> _GIVEN REQUEST_: Copy out all lines carrying the word "text".

> _LISTED ENTRIES_:
(begin)
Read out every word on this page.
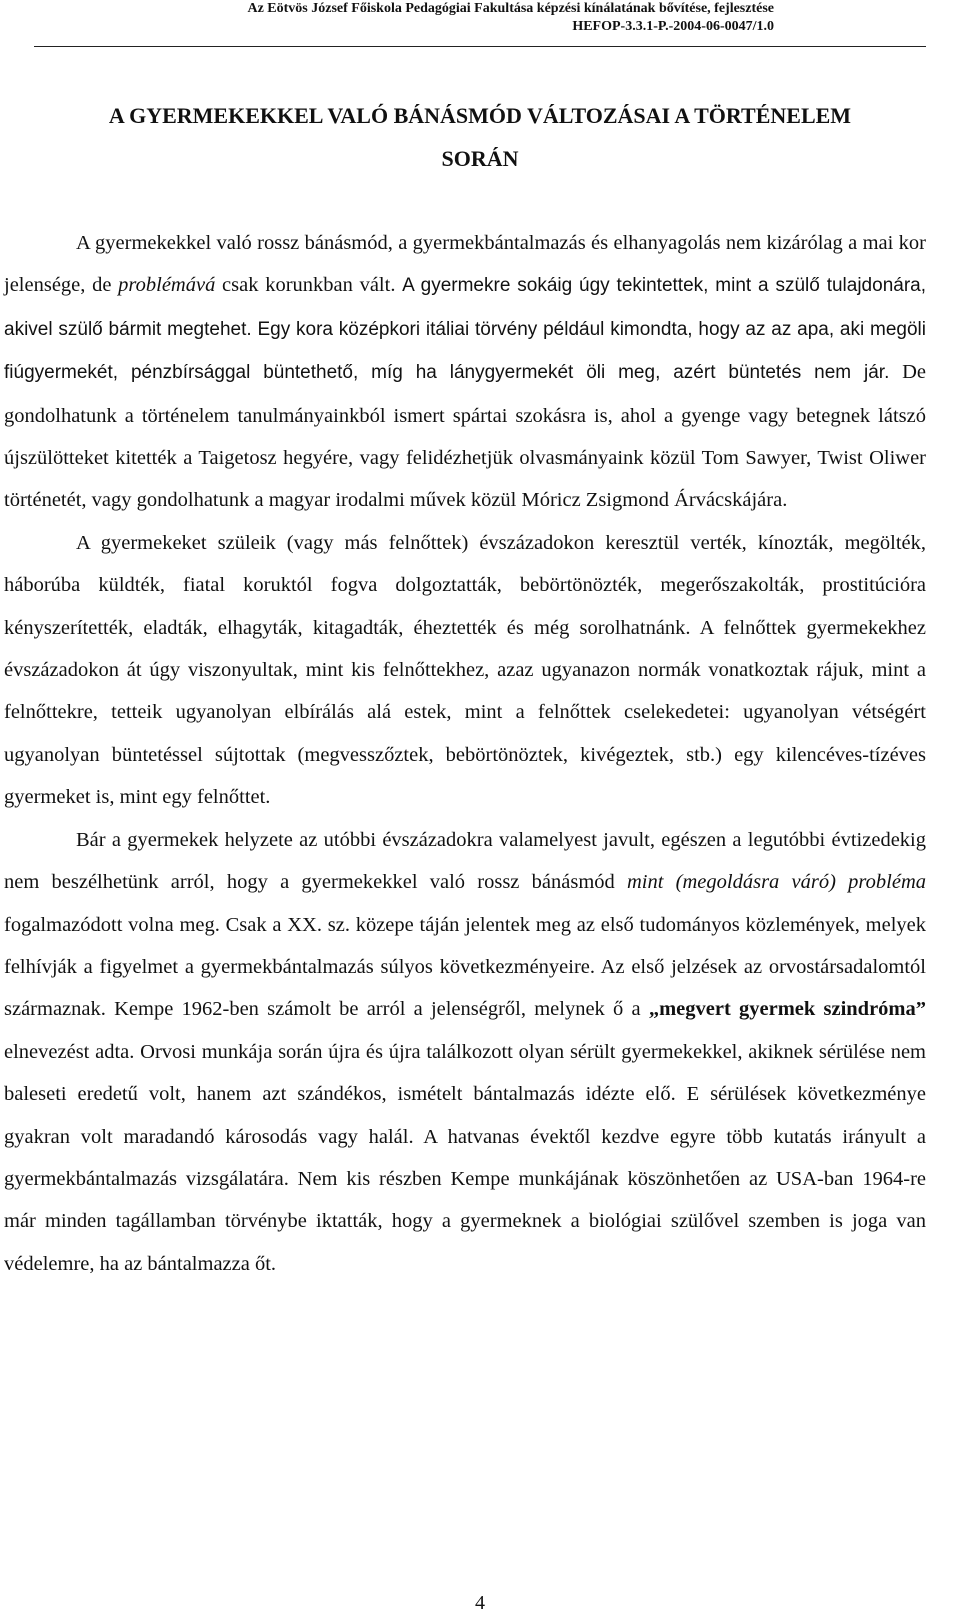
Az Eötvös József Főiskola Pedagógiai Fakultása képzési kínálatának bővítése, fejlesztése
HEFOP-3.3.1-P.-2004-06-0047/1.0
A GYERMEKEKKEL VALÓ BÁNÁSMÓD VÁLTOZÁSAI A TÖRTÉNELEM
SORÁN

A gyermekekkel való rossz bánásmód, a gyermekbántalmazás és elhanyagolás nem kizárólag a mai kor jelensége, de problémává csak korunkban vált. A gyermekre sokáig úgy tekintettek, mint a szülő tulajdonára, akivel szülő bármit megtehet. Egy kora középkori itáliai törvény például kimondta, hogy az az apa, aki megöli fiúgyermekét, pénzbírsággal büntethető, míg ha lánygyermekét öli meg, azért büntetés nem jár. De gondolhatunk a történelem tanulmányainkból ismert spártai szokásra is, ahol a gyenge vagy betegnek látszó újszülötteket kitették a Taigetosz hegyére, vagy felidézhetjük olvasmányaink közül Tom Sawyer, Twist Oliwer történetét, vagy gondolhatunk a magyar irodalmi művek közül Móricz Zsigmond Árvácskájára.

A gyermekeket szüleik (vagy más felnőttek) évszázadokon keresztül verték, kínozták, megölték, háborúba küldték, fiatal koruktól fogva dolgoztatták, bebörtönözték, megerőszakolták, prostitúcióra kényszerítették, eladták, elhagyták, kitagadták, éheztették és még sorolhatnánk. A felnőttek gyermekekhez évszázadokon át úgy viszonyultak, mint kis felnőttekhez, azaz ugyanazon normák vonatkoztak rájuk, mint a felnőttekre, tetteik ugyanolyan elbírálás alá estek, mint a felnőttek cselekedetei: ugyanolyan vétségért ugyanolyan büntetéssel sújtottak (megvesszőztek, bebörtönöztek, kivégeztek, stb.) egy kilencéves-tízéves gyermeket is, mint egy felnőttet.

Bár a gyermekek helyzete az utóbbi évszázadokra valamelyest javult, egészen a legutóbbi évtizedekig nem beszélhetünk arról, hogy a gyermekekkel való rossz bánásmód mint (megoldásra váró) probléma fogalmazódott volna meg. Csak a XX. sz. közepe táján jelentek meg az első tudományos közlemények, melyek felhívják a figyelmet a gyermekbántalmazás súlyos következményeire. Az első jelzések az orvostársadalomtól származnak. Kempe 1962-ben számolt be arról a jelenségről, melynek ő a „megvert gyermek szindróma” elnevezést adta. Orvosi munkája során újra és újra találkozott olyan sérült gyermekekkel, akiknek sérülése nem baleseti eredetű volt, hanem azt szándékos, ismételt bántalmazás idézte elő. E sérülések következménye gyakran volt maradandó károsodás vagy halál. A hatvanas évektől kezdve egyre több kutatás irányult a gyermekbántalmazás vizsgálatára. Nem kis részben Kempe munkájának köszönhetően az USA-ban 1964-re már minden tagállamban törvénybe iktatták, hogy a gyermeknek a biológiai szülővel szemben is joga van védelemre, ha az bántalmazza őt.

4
(end)
(begin)
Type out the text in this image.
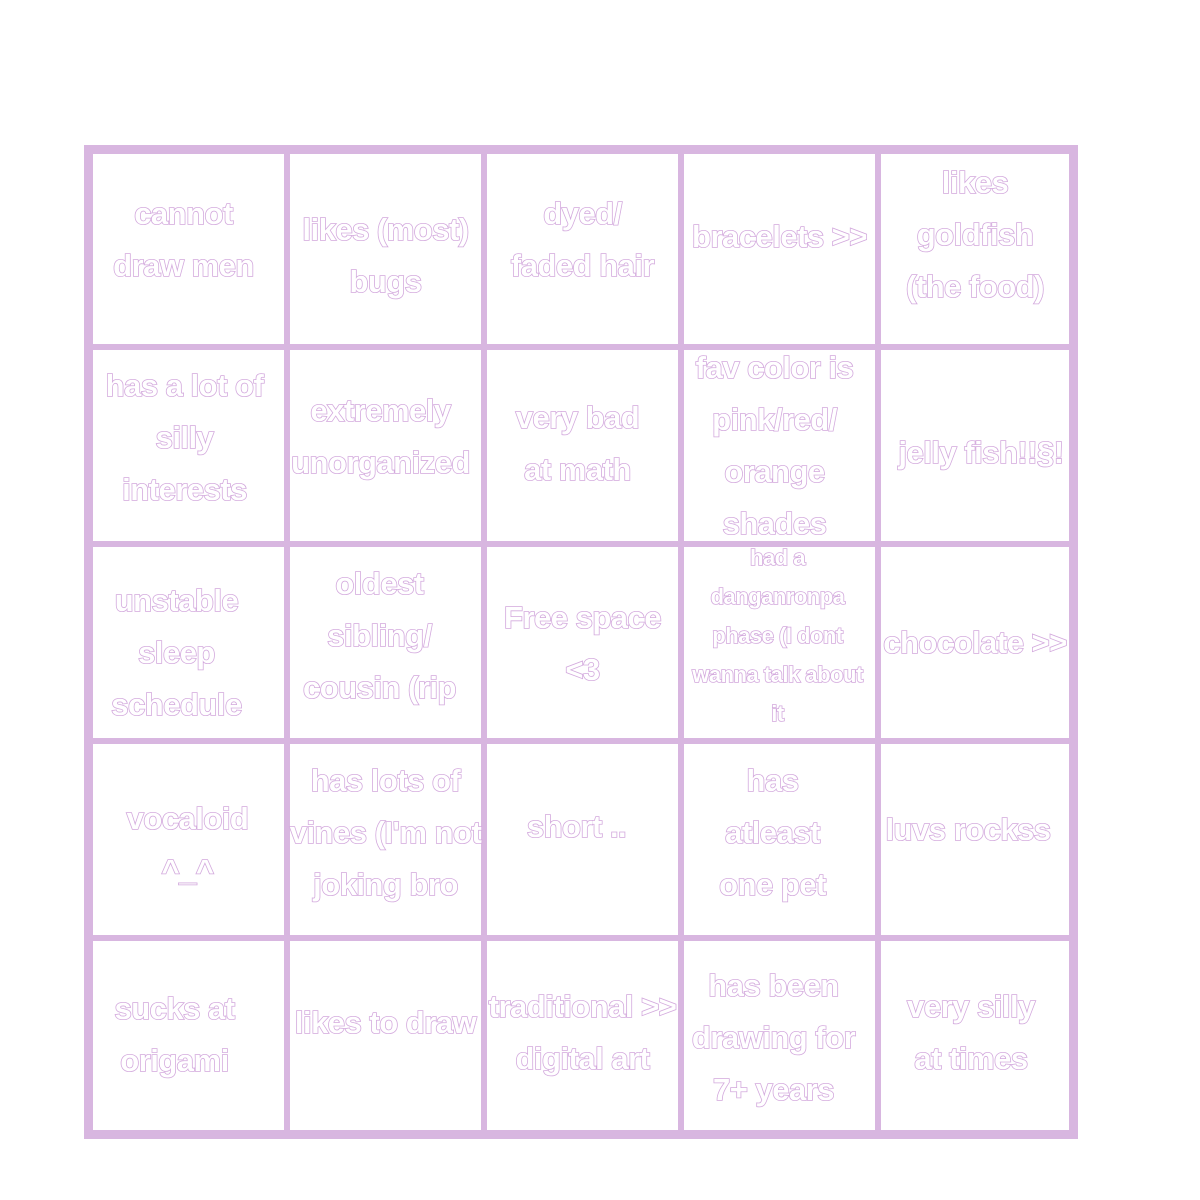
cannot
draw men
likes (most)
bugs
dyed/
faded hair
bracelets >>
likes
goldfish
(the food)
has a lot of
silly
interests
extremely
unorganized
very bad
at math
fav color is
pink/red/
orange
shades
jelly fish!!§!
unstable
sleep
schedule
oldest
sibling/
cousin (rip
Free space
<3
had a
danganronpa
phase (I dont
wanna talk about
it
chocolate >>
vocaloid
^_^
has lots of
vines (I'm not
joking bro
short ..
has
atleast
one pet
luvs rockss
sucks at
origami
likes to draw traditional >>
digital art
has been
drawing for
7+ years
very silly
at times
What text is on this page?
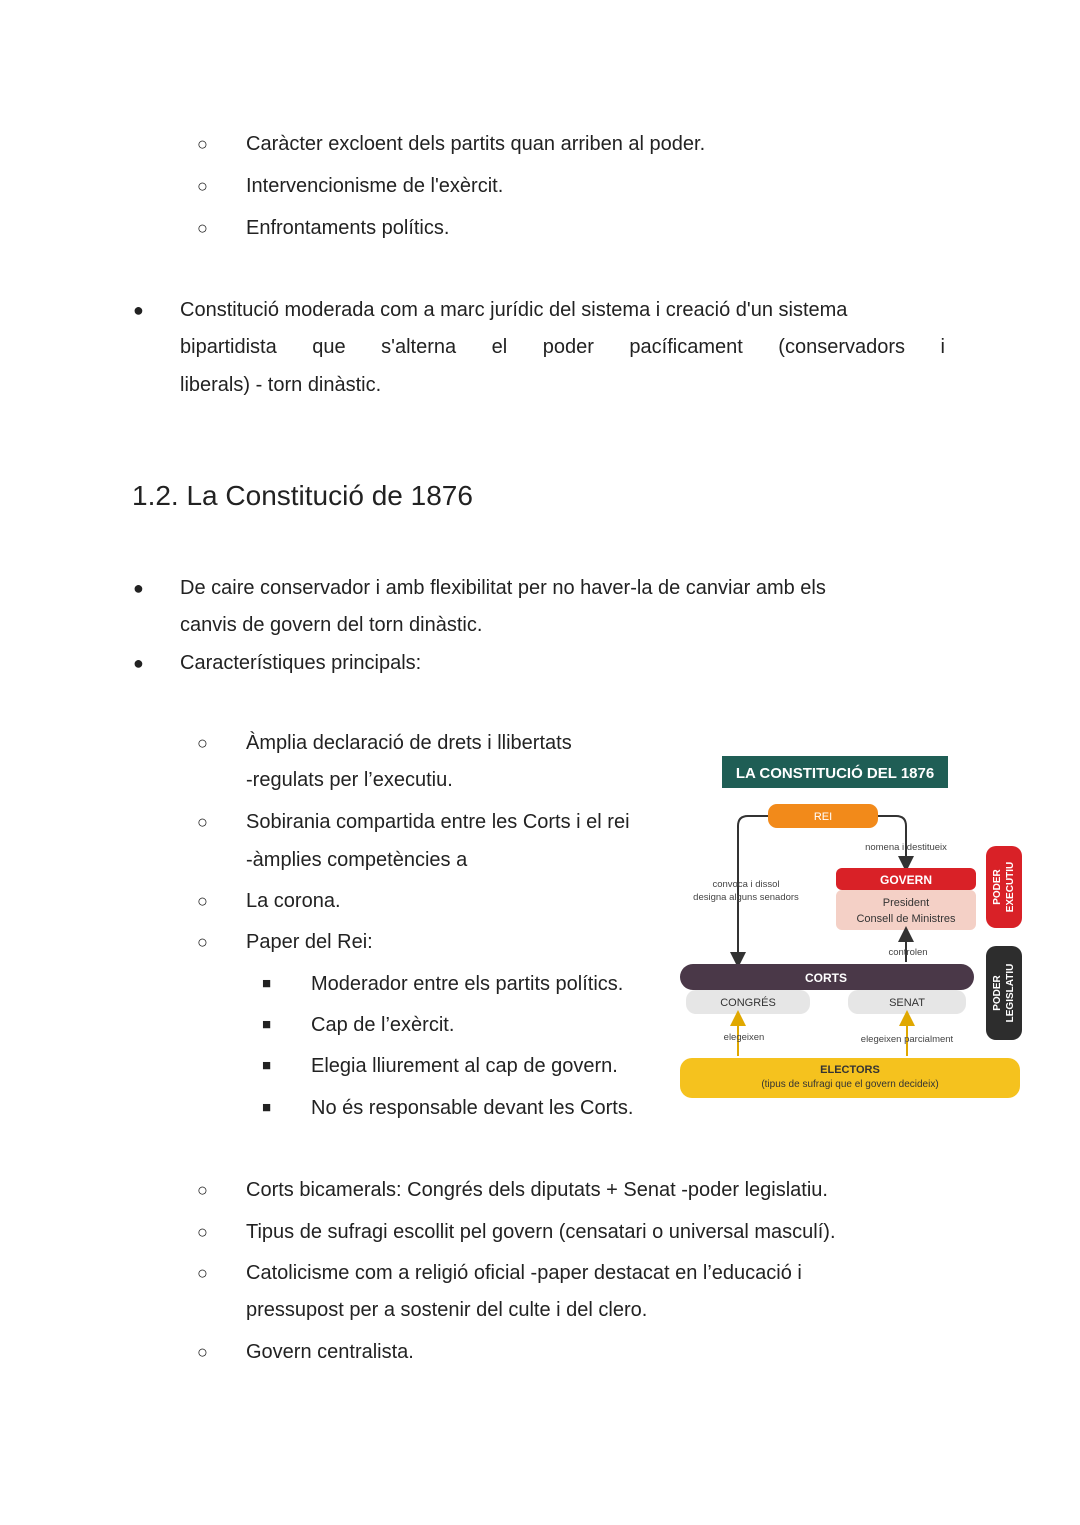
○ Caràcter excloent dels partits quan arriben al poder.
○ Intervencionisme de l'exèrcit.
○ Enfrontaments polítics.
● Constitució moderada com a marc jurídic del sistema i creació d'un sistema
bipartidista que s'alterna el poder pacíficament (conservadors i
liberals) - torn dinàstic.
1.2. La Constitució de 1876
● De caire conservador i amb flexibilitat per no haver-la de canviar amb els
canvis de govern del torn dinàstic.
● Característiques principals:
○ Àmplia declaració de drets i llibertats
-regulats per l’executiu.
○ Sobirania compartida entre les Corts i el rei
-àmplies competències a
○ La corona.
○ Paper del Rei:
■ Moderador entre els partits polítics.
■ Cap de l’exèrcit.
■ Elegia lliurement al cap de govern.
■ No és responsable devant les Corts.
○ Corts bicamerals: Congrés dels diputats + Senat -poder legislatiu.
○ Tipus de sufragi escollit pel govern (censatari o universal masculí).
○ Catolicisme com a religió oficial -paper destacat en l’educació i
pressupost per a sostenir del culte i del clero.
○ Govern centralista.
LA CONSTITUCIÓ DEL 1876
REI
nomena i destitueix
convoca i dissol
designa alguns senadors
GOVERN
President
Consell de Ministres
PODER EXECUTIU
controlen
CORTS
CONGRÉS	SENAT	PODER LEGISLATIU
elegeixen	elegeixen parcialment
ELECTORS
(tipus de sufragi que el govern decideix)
(end)
(begin)
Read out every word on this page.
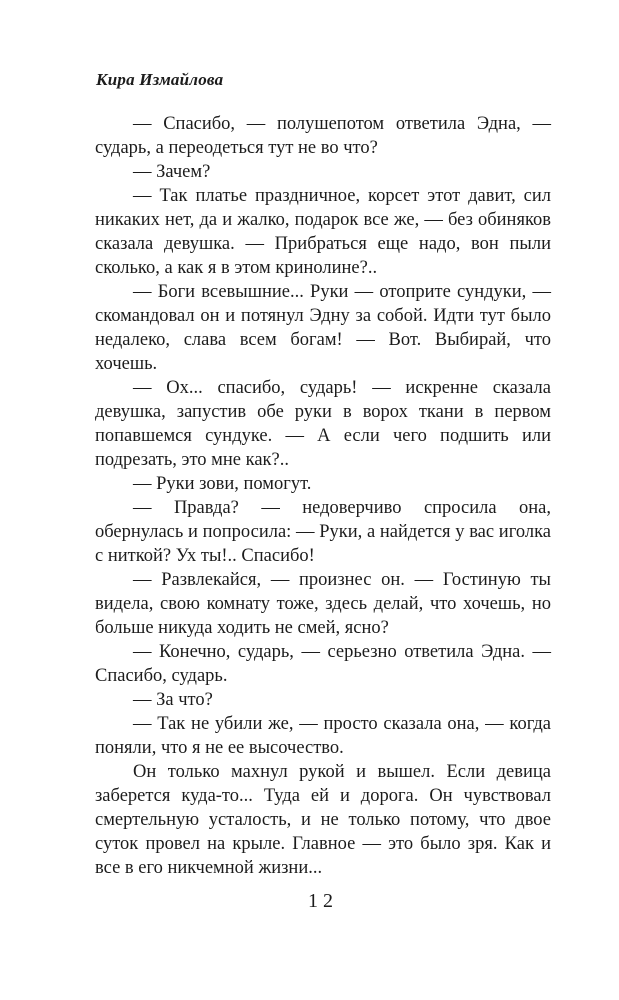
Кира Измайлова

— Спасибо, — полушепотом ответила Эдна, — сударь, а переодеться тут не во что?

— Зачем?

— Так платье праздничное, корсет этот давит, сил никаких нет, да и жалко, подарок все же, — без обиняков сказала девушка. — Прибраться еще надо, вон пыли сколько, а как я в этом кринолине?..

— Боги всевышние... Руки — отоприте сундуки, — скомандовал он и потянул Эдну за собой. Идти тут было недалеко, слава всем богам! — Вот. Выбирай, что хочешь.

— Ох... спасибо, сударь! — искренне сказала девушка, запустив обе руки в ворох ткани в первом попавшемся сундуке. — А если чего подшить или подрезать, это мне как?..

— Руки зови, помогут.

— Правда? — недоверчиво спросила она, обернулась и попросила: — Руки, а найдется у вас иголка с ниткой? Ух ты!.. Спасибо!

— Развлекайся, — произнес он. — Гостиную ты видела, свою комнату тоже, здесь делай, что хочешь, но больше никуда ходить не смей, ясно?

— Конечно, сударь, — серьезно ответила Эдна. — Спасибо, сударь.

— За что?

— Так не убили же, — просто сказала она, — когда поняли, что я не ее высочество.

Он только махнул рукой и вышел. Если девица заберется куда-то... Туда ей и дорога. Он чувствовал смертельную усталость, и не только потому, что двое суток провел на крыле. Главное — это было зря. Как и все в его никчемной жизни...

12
(end)
> _TASK RESPONSE_:
Type out the text in this image.
What text is on this page?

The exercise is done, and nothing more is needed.